◆ Teks:
___

Hadis lain diriwayatkan oleh Abdullah ibnu Imam Ahmad.
حَدَّثَنَا عَبْدُ اللَّهِ بْنُ سَالِمٍ الْكُوفِيُّ الْمَفْلُوجُ -وَكَانَ بِمَكَّةَ- حَدَّثَنَا عُبَيْدة بْنُ الْأَسْوَدِ، عَنِ الْقَاسِمِ بْنِ الْوَلِيدِ، عَنْ أَبِي صَادِقٍ، عَنْ رَبِيعَةَ بْنِ نَاجِدٍ، عَنْ عُبَادَةَ بْنِ الصَّامِتِ، أَنَّ النَّبِيَّ صَلَّى اللَّهُ عَلَيْهِ وَسَلَّمَ كَانَ يَأْخُذُ الْوَبَرَةَ مِنْ جَنْبِ الْبَعِيرِ مِنَ الْمَغْنَمِ، ثُمَّ يَقُولُ: "مَا لِيَ فِيهِ إِلَّا مِثْلَ مَا لأحَدِكُمْ، إيَّاكُمْ والْغُلُولَ، فَإنَّ الْغُلُولَ خزْي عَلَى صَاحِبِهِ يَوْمَ الْقِيَامَةِ، أدُّوا الخَيْطَ والمِخْيَطَ وَمَا فَوْقَ ذَلِكَ، وَجَاهِدُوا فِي سَبِيلِ اللَّهِ الْقَرِيب والْبَعِيدَ، فِي الْحَضَرِ والسَّفَرِ، فإنَّ الجِهَادَ بَابٌ مِنْ أبْوَابِ الْجَنَّةِ، إنَّهُ لَيُنْجِي اللهُ بِهِ مِنَ الْهَمِّ والْغَمِّ؛ وأقِيمُوا حُدُودَ اللهِ فِي الْقَرِيبِ والْبَعِيدِ، وَلا تَأْخُذُكُمْ فِي اللهِ لَوْمَةُ لائمٍ".
Disebutkan bahwa telah menceritakan kepada kami Abdullah ibnu Salim Al-Kufi Al-Mafluj orang yang siqah, telah menceritakan kepada kami Ubaid ibnul Aswad, dari Al-Qasim ibnul Walid, dari Abu Sadiq, dari Rabi'ah ibnu Najiyah, dari Ubadah ibnus Samit yang menceritakan bahwa Rasulullah Saw. mencabut sehelai bulu dari punggung unta hasil ganimah, kemudian bersabda: Tiada hak bagiku dalam harta ini kecuali seperti hak yang diperoleh seseorang di antara kalian. Waspadalah kalian terhadap gulul (pengkhianatan dalam harta rampasan), karena sesungguhnya gulul itu merupakan kehinaan bagi pelakunya kelak di hari kiamat. Tunaikanlah benang dan jarummu serta barang yang lebih besar dari itu, dan berjihadlah kalian di jalan Allah, baik terhadap kaum kerabat atau orang lain, baik sedang berada di tempat maupun berada dalam perjalanan. Karena sesungguhnya jihad itu merupakan salah satu di antara pintu-pintu surga. Sesungguhnya jihad itu, dengan melaluinya Allah benar-benar menyelamatkan (pelakunya) dari kesedihan dan kesusahan. Dan tegakkanlah hukuman-hukuman had Allah, baik terhadap kaum kerabat ataupun orang lain, dan jangan kalian mundur dalam berjuang membela agama Allah hanya karena celaan orang yang mencela.

___

◆ Latihan Tertulis 1:
Tentukan apakah pernyataan (a), (b), dan (c) berikut sesuai dengan teks hadis tentang gulul. Jawab ya atau tidak, lalu kutip kata-kata dari teks itu yang menjadi dasarnya.
(a) Rasulullah Saw. mencabut sehelai bulu dari punggung unta hasil ganimah.
(b) Gulul disebut sebagai kehinaan bagi pelakunya hanya selama di dunia.
(c) Jihad disebut sebagai salah satu pintu surga.
◆ Latihan Tertulis 2:
Lanjutkan teks hadis tentang gulul, mulai dari sesudah kalimat terakhirnya.

◆ Data Tercatat:
___

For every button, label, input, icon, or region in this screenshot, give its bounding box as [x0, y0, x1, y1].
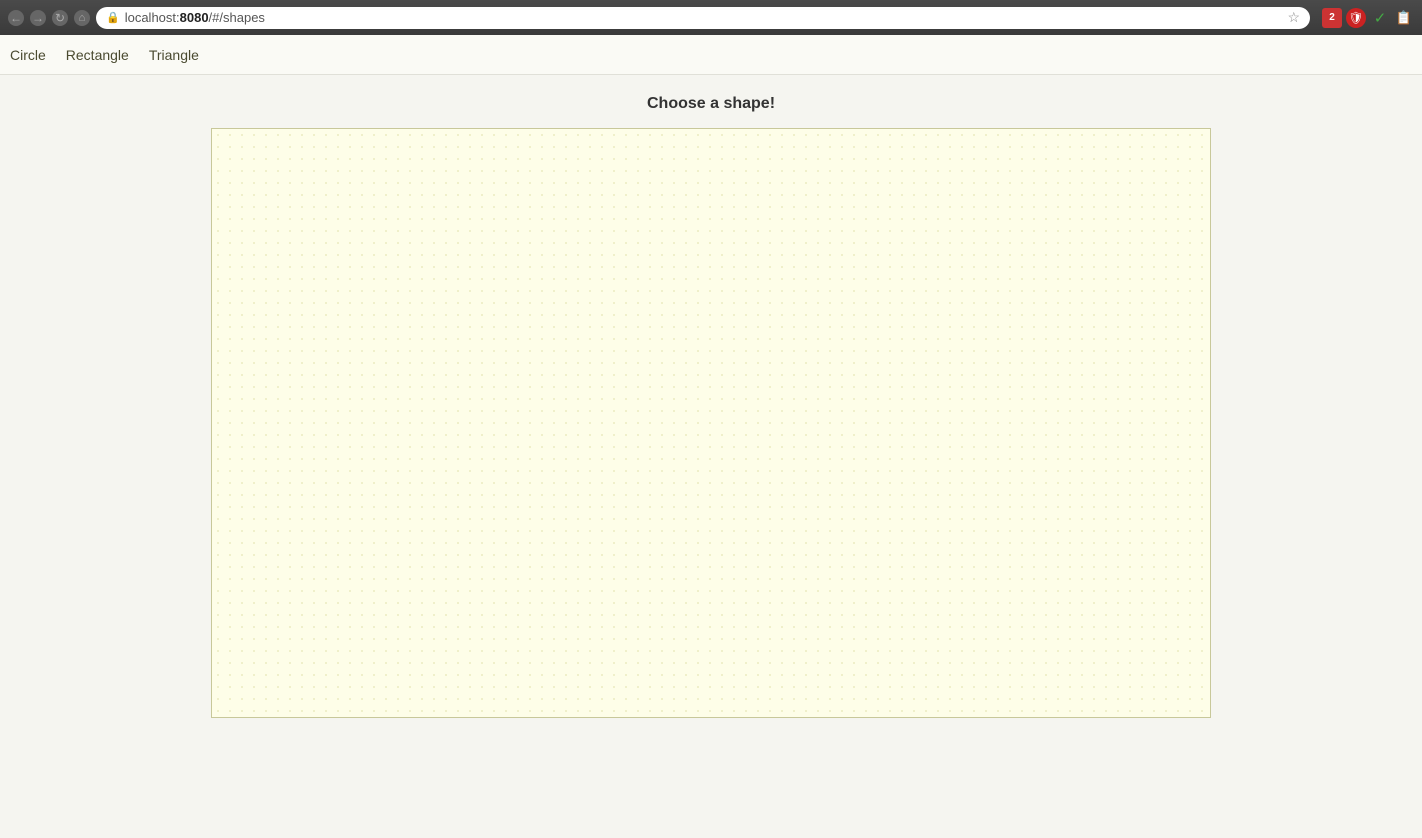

___

◆ Hasil Latihan 1:
(a) Ya: "mencabut sehelai bulu dari punggung unta hasil ganimah".
(b) Tidak: "gulul itu merupakan kehinaan bagi pelakunya kelak di hari kiamat".
(c) Ya: "jihad itu merupakan salah satu di antara pintu-pintu surga".

◆ Hasil Latihan 2:
Sebagian dari hadis ini diriwayatkan oleh Imam Ibnu Majah, dari Al-Mafluj dengan lafaz yang sama.
Hadis lain diriwayatkan dari Amr ibnu Syu'aib, dari ayahnya, dari kakeknya yang menceritakan bahwa Rasulullah Saw. pernah bersabda:
«رُدُّوا الْخِيَاطَ وَالْمِخْيَطَ، فَإِنَّ الْغُلُولَ عَارٌ وَنَارٌ وَشَنَارٌ عَلَى أَهْلِهِ يَوْمَ الْقِيَامَةِ»
Kembalikanlah benang dan jarum, karena sesungguhnya gulul itu merupakan keaiban, neraka, dan kemaluan bagi pelakunya kelak di hari kiamat.
Hadis lain diriwayatkan oleh Imam Abu Daud.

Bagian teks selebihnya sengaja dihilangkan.